EXERCISE DATA:
========

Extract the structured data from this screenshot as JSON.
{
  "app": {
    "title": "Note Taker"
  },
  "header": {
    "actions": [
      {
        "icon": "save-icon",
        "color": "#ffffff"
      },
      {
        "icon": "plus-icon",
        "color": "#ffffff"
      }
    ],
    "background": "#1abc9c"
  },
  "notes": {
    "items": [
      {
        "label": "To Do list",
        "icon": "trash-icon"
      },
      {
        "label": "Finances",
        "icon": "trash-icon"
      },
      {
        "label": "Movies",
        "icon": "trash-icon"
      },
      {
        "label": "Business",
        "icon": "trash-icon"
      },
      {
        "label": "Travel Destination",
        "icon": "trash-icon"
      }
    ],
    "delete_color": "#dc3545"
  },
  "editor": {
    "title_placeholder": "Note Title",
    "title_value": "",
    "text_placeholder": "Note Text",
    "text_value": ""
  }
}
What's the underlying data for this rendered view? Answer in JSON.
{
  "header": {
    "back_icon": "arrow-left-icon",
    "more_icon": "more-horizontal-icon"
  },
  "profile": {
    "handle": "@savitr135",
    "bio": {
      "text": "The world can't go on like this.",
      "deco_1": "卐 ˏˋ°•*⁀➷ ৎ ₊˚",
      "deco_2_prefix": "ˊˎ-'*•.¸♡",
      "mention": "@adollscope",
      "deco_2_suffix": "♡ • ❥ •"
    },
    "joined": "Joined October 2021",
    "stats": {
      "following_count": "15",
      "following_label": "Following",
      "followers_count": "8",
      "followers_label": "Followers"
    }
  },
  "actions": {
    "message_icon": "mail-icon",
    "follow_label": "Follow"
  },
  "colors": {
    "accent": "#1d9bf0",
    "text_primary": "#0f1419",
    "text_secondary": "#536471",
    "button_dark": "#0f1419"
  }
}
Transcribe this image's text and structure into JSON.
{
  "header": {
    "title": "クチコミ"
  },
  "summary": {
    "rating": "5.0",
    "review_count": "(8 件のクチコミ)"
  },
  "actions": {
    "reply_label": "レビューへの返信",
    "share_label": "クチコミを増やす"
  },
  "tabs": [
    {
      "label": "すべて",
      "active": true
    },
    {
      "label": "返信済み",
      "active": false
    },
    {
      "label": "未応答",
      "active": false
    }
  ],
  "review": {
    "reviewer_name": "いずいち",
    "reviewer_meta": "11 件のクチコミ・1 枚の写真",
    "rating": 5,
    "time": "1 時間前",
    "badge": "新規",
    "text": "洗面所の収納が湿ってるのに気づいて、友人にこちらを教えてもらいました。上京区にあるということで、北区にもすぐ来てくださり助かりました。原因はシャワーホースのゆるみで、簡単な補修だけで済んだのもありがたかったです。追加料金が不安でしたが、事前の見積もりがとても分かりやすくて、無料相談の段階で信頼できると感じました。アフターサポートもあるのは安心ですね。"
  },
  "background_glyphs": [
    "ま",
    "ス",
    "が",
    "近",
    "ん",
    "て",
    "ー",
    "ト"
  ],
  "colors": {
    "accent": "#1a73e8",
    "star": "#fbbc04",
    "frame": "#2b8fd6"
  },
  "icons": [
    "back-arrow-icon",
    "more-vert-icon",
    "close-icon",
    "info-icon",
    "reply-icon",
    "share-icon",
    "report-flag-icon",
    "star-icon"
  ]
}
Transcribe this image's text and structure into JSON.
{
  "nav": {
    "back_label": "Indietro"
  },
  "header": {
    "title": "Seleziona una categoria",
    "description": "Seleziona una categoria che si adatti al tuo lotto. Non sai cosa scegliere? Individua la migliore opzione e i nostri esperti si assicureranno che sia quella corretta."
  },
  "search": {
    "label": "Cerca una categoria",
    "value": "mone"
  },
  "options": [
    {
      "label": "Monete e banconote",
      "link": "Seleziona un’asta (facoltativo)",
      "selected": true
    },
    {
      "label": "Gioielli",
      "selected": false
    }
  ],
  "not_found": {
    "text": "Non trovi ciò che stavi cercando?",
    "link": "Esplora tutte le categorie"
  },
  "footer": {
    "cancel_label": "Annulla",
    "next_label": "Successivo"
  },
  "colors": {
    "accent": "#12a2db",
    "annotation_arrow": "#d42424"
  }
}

========

OBJECTIVE:
Transcribe every entry exactly, omitting nothing.

FULL ANSWER:
Extract the structured data from this screenshot as JSON.
{
  "app": {
    "title": "Note Taker"
  },
  "header": {
    "actions": [
      {
        "icon": "save-icon",
        "color": "#ffffff"
      },
      {
        "icon": "plus-icon",
        "color": "#ffffff"
      }
    ],
    "background": "#1abc9c"
  },
  "notes": {
    "items": [
      {
        "label": "To Do list",
        "icon": "trash-icon"
      },
      {
        "label": "Finances",
        "icon": "trash-icon"
      },
      {
        "label": "Movies",
        "icon": "trash-icon"
      },
      {
        "label": "Business",
        "icon": "trash-icon"
      },
      {
        "label": "Travel Destination",
        "icon": "trash-icon"
      }
    ],
    "delete_color": "#dc3545"
  },
  "editor": {
    "title_placeholder": "Note Title",
    "title_value": "",
    "text_placeholder": "Note Text",
    "text_value": ""
  }
}
What's the underlying data for this rendered view? Answer in JSON.
{
  "header": {
    "back_icon": "arrow-left-icon",
    "more_icon": "more-horizontal-icon"
  },
  "profile": {
    "handle": "@savitr135",
    "bio": {
      "text": "The world can't go on like this.",
      "deco_1": "卐 ˏˋ°•*⁀➷ ৎ ₊˚",
      "deco_2_prefix": "ˊˎ-'*•.¸♡",
      "mention": "@adollscope",
      "deco_2_suffix": "♡ • ❥ •"
    },
    "joined": "Joined October 2021",
    "stats": {
      "following_count": "15",
      "following_label": "Following",
      "followers_count": "8",
      "followers_label": "Followers"
    }
  },
  "actions": {
    "message_icon": "mail-icon",
    "follow_label": "Follow"
  },
  "colors": {
    "accent": "#1d9bf0",
    "text_primary": "#0f1419",
    "text_secondary": "#536471",
    "button_dark": "#0f1419"
  }
}
Transcribe this image's text and structure into JSON.
{
  "header": {
    "title": "クチコミ"
  },
  "summary": {
    "rating": "5.0",
    "review_count": "(8 件のクチコミ)"
  },
  "actions": {
    "reply_label": "レビューへの返信",
    "share_label": "クチコミを増やす"
  },
  "tabs": [
    {
      "label": "すべて",
      "active": true
    },
    {
      "label": "返信済み",
      "active": false
    },
    {
      "label": "未応答",
      "active": false
    }
  ],
  "review": {
    "reviewer_name": "いずいち",
    "reviewer_meta": "11 件のクチコミ・1 枚の写真",
    "rating": 5,
    "time": "1 時間前",
    "badge": "新規",
    "text": "洗面所の収納が湿ってるのに気づいて、友人にこちらを教えてもらいました。上京区にあるということで、北区にもすぐ来てくださり助かりました。原因はシャワーホースのゆるみで、簡単な補修だけで済んだのもありがたかったです。追加料金が不安でしたが、事前の見積もりがとても分かりやすくて、無料相談の段階で信頼できると感じました。アフターサポートもあるのは安心ですね。"
  },
  "background_glyphs": [
    "ま",
    "ス",
    "が",
    "近",
    "ん",
    "て",
    "ー",
    "ト"
  ],
  "colors": {
    "accent": "#1a73e8",
    "star": "#fbbc04",
    "frame": "#2b8fd6"
  },
  "icons": [
    "back-arrow-icon",
    "more-vert-icon",
    "close-icon",
    "info-icon",
    "reply-icon",
    "share-icon",
    "report-flag-icon",
    "star-icon"
  ]
}
Transcribe this image's text and structure into JSON.
{
  "nav": {
    "back_label": "Indietro"
  },
  "header": {
    "title": "Seleziona una categoria",
    "description": "Seleziona una categoria che si adatti al tuo lotto. Non sai cosa scegliere? Individua la migliore opzione e i nostri esperti si assicureranno che sia quella corretta."
  },
  "search": {
    "label": "Cerca una categoria",
    "value": "mone"
  },
  "options": [
    {
      "label": "Monete e banconote",
      "link": "Seleziona un’asta (facoltativo)",
      "selected": true
    },
    {
      "label": "Gioielli",
      "selected": false
    }
  ],
  "not_found": {
    "text": "Non trovi ciò che stavi cercando?",
    "link": "Esplora tutte le categorie"
  },
  "footer": {
    "cancel_label": "Annulla",
    "next_label": "Successivo"
  },
  "colors": {
    "accent": "#12a2db",
    "annotation_arrow": "#d42424"
  }
}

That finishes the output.